### PROVIDED DATA
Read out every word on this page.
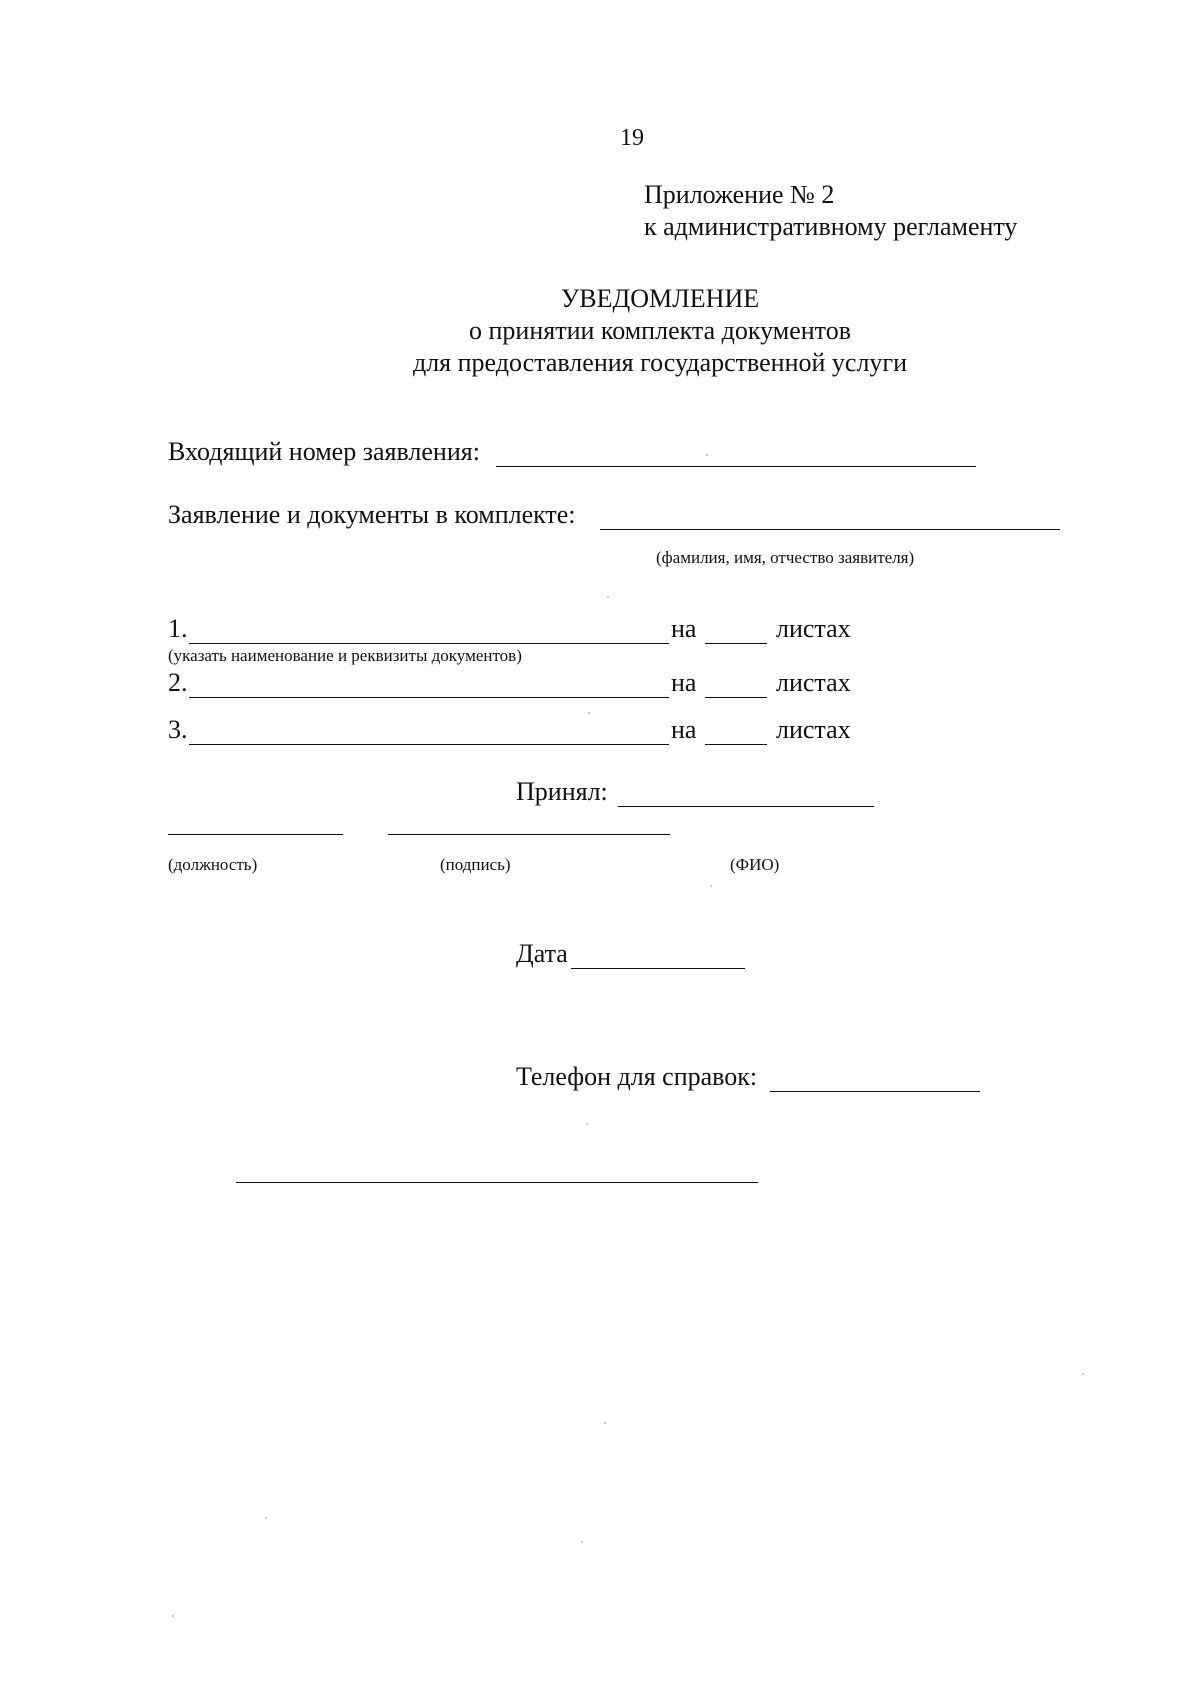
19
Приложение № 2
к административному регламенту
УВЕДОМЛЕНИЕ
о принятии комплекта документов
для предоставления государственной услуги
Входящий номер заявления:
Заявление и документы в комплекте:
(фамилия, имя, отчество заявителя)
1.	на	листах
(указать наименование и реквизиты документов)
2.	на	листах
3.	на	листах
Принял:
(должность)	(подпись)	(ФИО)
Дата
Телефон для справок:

==

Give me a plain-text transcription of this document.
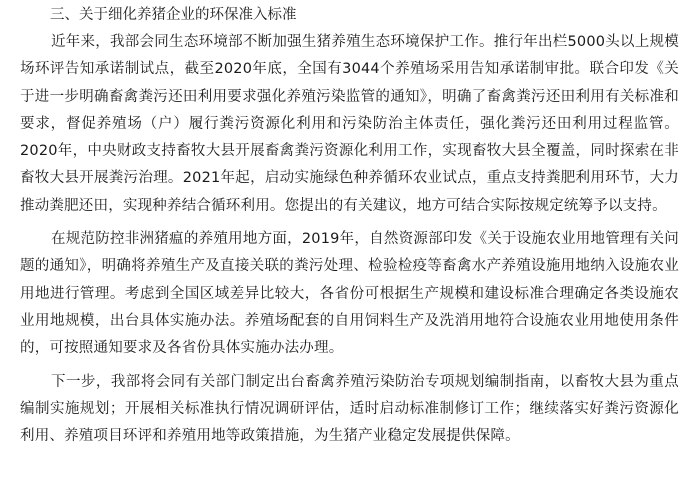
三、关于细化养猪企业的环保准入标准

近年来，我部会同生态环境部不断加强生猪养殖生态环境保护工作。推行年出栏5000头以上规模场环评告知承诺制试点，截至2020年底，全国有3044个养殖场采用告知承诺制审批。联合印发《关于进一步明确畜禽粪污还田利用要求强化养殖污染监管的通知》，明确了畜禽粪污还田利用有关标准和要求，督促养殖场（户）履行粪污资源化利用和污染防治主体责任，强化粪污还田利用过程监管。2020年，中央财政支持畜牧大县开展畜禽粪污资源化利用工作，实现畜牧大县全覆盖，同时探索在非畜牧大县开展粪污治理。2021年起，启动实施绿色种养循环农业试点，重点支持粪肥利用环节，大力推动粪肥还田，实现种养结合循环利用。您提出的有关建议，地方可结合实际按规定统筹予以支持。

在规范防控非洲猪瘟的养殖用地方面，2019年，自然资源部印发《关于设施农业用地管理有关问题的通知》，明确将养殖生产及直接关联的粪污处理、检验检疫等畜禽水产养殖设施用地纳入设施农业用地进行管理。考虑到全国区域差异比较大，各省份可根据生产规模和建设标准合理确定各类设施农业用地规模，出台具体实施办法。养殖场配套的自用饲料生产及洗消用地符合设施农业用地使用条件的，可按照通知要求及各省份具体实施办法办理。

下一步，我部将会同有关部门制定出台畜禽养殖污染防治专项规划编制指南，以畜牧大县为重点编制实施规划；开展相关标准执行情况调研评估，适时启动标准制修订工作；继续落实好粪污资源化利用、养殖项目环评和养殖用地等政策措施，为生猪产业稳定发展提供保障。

* * *

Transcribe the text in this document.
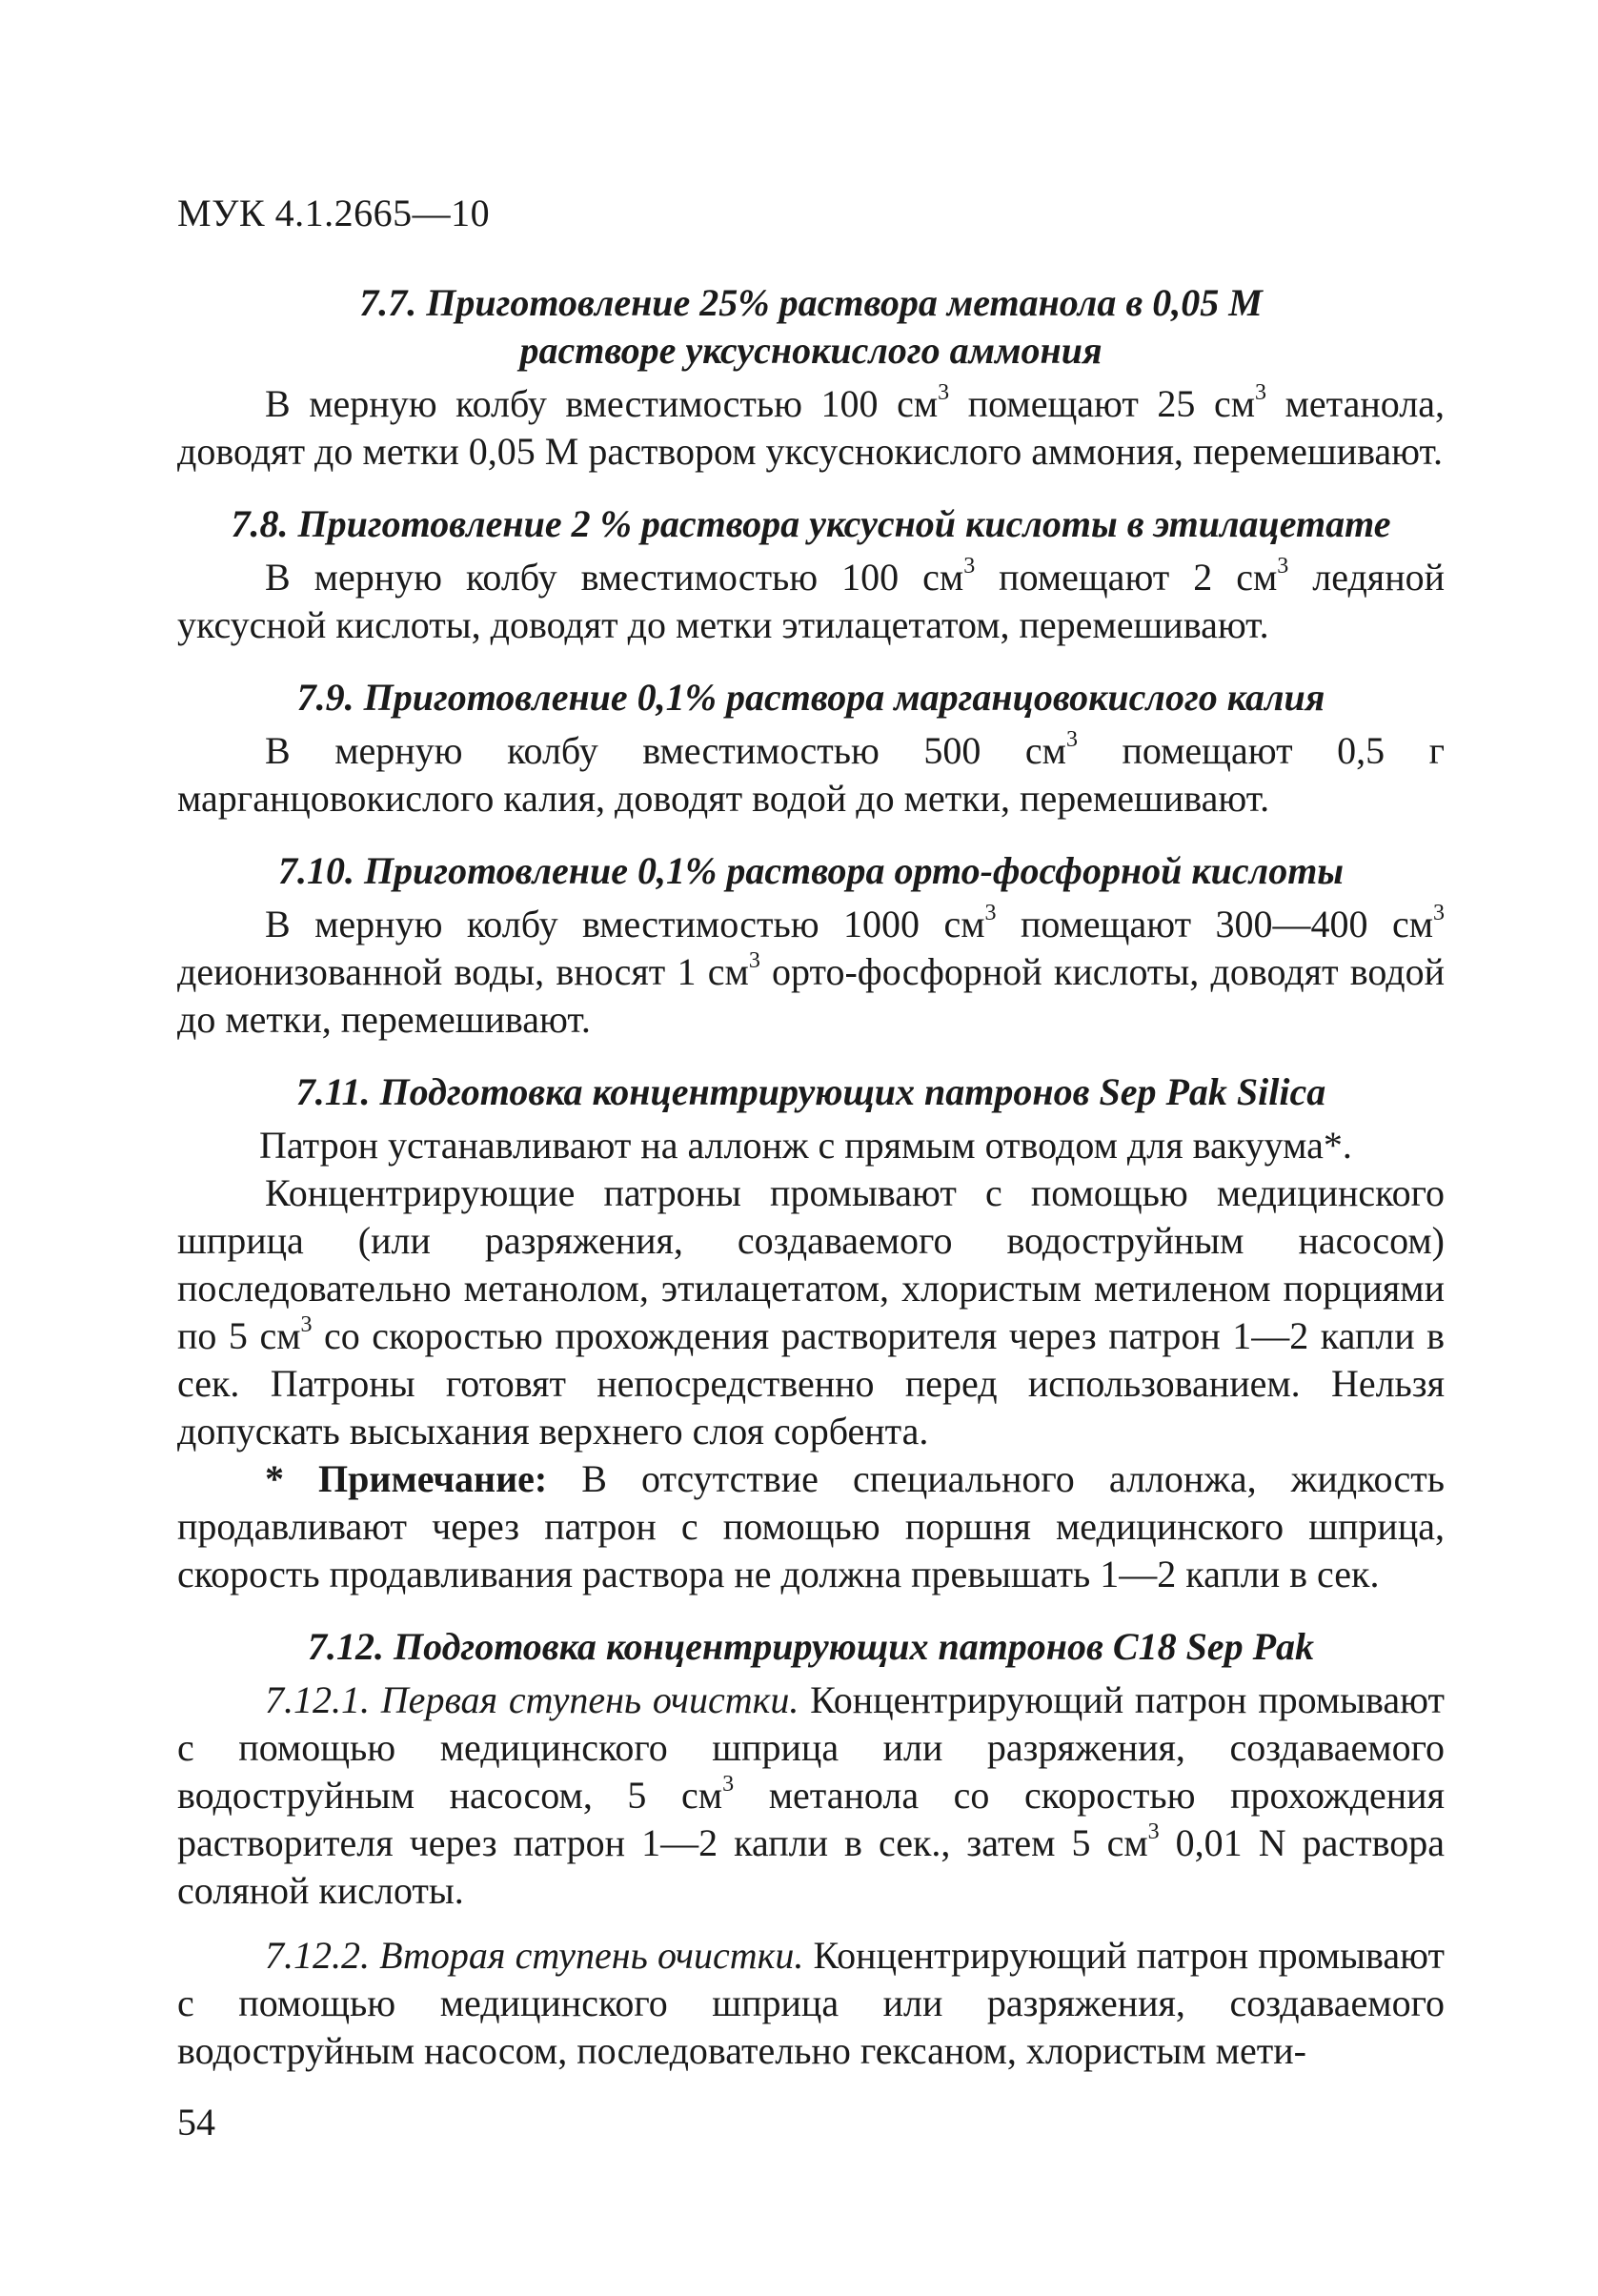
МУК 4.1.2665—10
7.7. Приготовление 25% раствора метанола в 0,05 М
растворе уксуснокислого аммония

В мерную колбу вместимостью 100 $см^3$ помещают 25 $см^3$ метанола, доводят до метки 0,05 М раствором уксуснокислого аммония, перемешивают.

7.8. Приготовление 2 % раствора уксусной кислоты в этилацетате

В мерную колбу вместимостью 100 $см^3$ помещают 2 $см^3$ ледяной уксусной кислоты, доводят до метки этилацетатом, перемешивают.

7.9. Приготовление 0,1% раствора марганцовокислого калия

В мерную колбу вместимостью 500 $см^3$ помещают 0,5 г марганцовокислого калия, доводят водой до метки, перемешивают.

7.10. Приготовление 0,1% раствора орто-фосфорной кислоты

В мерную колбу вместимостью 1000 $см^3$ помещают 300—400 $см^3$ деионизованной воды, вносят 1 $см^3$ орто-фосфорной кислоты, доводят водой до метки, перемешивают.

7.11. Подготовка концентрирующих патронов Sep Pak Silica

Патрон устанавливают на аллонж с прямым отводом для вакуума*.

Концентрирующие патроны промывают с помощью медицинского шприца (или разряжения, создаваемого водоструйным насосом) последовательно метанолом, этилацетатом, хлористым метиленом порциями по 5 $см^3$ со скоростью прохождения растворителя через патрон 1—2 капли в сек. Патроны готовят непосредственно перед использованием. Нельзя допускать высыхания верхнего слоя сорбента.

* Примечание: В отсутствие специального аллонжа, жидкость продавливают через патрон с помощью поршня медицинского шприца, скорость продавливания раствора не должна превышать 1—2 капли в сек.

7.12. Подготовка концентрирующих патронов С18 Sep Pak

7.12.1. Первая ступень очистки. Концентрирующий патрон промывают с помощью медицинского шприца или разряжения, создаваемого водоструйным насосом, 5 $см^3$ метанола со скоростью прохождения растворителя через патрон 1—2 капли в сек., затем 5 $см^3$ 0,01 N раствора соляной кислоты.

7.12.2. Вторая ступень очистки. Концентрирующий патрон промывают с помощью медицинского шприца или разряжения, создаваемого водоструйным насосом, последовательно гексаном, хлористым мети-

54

### DIRECTIONS FOR THIS TASK
Copy each line above that contains the word "text".

### OUTPUT
Give me a plain-text transcription of this document.
Transcribe the text in this document.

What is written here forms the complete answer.